What you should do: Your task is to copy every line of the entries that contains "icon".

==============================

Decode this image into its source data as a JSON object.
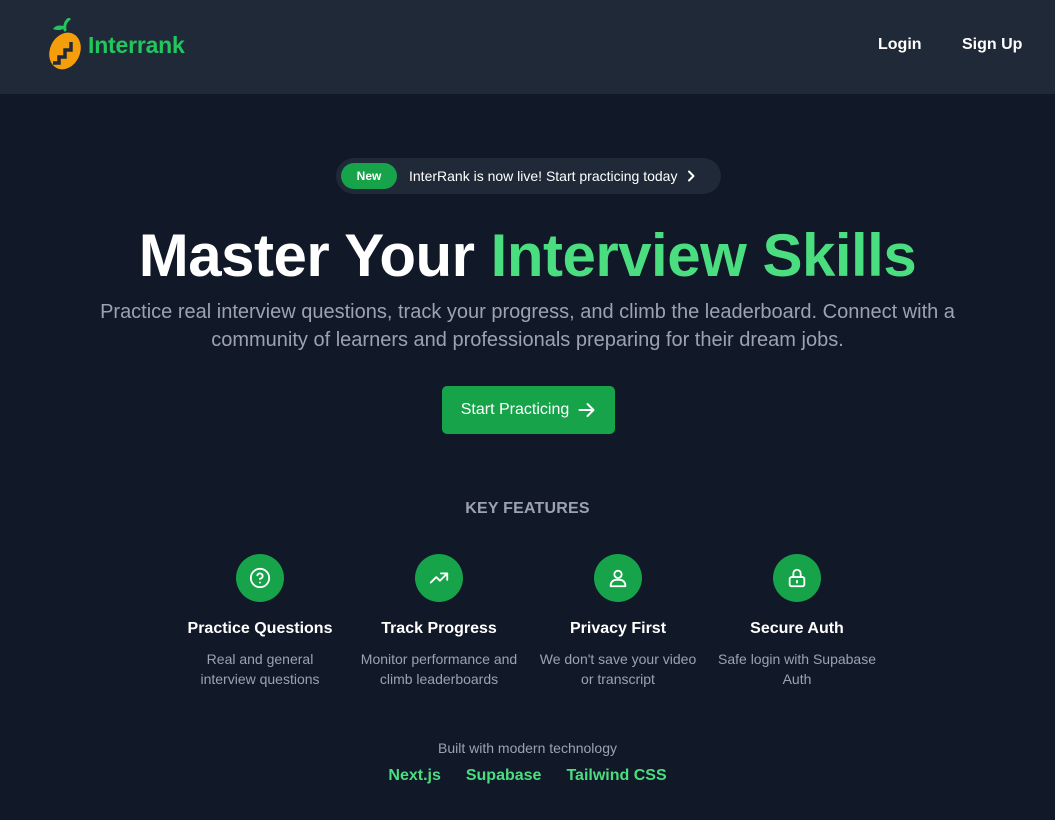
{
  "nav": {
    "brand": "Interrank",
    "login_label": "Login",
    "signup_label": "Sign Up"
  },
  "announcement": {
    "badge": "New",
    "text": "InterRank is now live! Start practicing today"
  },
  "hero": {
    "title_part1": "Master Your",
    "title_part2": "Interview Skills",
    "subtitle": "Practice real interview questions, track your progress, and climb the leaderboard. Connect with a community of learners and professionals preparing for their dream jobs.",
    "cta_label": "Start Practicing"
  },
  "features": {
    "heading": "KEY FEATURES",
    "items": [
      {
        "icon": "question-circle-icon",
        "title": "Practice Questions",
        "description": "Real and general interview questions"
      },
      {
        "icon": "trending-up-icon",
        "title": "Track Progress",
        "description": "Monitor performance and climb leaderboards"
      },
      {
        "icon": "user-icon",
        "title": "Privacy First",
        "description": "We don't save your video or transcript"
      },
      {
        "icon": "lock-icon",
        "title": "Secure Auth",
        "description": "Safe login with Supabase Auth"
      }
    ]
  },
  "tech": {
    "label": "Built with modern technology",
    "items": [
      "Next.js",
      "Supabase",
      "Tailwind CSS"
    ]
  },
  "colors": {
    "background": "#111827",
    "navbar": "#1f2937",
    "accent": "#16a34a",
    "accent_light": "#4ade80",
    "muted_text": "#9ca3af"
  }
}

==============================

Solution for this exercise:
        "icon": "question-circle-icon",
        "icon": "trending-up-icon",
        "icon": "user-icon",
        "icon": "lock-icon",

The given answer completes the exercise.